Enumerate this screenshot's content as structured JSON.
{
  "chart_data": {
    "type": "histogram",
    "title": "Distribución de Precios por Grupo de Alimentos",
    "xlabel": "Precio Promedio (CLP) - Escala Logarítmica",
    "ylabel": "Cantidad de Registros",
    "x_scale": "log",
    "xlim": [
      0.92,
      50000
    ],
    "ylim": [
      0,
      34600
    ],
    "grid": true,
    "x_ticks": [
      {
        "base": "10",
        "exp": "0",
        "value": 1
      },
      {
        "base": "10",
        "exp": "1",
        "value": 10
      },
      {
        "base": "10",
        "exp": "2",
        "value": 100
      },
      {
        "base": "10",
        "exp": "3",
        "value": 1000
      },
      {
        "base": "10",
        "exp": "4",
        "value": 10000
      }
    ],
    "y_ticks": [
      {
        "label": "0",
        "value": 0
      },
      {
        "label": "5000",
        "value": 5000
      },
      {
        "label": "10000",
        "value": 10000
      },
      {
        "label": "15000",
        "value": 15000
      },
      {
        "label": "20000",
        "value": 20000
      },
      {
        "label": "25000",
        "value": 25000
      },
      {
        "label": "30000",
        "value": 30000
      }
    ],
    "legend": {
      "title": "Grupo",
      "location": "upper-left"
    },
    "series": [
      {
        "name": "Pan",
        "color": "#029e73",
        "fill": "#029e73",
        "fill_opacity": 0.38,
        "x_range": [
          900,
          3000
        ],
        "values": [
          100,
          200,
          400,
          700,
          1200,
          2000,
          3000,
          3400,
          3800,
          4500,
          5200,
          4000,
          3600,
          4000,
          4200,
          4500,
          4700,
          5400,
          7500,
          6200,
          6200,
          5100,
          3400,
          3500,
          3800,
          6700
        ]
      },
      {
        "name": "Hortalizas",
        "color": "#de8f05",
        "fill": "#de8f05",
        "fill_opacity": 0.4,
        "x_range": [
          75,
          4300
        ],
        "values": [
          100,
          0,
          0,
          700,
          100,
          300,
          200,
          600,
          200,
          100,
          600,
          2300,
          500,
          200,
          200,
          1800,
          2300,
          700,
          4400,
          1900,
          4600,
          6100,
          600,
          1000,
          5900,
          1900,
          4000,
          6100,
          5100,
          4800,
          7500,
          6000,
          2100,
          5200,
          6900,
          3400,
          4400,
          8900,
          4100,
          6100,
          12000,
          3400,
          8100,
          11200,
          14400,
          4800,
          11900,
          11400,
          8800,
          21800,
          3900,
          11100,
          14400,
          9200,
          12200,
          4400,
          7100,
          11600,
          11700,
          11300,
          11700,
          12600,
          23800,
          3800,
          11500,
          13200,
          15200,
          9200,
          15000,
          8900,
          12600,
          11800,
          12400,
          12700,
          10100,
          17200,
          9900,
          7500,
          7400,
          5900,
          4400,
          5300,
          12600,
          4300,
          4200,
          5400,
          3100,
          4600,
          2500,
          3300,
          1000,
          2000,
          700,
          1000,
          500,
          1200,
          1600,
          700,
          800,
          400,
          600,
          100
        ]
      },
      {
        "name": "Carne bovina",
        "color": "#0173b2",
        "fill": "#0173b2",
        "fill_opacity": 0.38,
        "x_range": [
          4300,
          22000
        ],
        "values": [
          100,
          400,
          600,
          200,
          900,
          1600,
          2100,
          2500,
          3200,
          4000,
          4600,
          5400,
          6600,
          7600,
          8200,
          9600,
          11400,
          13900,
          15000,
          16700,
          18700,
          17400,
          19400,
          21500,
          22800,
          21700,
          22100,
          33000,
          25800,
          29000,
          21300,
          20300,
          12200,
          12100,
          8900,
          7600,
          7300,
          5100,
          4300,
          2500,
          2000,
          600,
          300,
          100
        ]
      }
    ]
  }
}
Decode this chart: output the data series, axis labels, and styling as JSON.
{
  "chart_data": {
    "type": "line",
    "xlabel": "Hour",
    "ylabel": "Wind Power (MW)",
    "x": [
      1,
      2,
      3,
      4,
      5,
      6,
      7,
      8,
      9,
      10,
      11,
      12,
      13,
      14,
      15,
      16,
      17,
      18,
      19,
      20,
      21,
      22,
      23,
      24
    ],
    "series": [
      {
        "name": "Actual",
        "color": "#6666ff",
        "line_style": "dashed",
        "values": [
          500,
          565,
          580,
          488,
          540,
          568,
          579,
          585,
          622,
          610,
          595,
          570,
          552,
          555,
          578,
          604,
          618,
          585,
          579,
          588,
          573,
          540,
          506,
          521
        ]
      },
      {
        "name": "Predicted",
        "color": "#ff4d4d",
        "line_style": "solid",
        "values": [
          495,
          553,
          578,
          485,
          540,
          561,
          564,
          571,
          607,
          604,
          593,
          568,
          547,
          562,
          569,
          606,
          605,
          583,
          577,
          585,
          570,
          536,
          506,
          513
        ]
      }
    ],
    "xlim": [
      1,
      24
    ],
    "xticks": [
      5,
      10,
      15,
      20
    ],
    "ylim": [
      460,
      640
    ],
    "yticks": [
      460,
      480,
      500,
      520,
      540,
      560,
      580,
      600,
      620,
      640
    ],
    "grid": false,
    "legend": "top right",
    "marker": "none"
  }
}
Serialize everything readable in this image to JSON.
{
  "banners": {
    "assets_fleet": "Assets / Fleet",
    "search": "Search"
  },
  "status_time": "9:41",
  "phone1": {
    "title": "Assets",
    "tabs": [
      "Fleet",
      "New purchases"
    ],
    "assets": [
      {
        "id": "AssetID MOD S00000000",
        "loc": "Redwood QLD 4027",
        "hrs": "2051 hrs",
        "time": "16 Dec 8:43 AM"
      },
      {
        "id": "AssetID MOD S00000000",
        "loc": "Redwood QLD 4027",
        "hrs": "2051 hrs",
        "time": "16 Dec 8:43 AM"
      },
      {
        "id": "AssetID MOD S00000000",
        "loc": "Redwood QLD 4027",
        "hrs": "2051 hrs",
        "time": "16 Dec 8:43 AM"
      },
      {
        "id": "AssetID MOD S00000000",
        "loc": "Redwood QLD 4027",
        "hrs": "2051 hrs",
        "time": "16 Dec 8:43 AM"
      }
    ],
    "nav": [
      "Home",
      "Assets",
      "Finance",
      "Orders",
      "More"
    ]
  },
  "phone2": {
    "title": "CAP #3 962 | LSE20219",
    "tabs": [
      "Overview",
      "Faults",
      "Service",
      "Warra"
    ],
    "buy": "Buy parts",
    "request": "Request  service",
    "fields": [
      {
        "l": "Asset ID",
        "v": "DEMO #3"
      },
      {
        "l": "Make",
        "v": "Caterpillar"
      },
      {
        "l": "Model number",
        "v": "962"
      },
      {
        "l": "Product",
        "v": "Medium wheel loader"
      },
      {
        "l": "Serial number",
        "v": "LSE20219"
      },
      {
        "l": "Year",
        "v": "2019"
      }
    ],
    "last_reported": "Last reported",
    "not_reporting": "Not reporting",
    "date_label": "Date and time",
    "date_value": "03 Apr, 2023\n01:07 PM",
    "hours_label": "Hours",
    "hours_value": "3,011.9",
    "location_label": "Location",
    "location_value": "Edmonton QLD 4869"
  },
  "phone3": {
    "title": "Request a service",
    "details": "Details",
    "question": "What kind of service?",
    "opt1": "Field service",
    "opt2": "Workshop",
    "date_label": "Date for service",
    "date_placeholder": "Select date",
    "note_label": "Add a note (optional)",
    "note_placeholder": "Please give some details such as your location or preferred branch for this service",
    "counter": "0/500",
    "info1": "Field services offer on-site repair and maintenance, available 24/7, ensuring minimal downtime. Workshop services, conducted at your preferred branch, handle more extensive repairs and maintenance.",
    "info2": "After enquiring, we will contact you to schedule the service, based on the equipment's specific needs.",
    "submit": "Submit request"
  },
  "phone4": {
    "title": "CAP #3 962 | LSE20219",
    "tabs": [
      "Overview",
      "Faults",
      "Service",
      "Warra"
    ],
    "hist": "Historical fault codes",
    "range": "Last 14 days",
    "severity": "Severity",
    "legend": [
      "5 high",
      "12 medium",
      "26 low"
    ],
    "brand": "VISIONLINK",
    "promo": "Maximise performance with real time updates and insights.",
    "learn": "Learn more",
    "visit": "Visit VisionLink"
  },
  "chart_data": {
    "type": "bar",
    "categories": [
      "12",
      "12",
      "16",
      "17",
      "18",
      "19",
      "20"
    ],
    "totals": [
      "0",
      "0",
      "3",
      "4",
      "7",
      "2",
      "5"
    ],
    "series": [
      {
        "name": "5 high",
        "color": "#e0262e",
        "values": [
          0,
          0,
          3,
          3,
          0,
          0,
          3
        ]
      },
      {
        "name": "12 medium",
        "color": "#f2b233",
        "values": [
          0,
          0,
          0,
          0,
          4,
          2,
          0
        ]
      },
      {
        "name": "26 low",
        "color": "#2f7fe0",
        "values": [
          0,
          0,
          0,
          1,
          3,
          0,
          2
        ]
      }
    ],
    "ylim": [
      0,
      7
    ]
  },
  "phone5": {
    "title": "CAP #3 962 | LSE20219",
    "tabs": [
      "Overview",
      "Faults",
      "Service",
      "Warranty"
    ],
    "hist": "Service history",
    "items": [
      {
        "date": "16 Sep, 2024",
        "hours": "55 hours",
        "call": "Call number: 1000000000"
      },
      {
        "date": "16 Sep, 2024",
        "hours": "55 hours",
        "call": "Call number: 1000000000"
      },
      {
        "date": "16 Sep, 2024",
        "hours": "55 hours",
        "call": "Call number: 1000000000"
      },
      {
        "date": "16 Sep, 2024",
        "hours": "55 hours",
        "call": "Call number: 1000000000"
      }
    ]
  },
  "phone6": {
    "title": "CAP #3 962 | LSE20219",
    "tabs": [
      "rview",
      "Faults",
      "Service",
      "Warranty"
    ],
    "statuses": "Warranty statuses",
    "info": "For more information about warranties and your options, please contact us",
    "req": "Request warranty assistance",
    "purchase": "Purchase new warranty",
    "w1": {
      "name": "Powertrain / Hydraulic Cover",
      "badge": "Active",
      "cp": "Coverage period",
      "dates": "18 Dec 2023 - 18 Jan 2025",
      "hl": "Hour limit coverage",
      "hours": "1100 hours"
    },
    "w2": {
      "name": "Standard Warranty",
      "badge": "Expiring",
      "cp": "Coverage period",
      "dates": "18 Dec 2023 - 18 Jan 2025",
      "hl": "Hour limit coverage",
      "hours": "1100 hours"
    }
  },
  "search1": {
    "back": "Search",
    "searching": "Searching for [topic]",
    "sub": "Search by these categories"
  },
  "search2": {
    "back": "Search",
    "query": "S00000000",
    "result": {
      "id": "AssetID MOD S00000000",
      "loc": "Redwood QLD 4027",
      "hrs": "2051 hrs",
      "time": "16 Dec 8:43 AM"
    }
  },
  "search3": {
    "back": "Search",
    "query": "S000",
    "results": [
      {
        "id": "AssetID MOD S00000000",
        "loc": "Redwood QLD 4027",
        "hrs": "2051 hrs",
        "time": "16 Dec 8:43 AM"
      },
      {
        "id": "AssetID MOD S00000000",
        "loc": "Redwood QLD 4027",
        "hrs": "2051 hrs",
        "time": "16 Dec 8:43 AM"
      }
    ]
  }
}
====================
> [WHAT YOU NEED TO DO]
Find every line that holds "this" and copy it.

> [RIGHT ANSWER]
Enumerate this screenshot's content as structured JSON.
Decode this chart: output the data series, axis labels, and styling as JSON.
Serialize everything readable in this image to JSON.
    "note_placeholder": "Please give some details such as your location or preferred branch for this service",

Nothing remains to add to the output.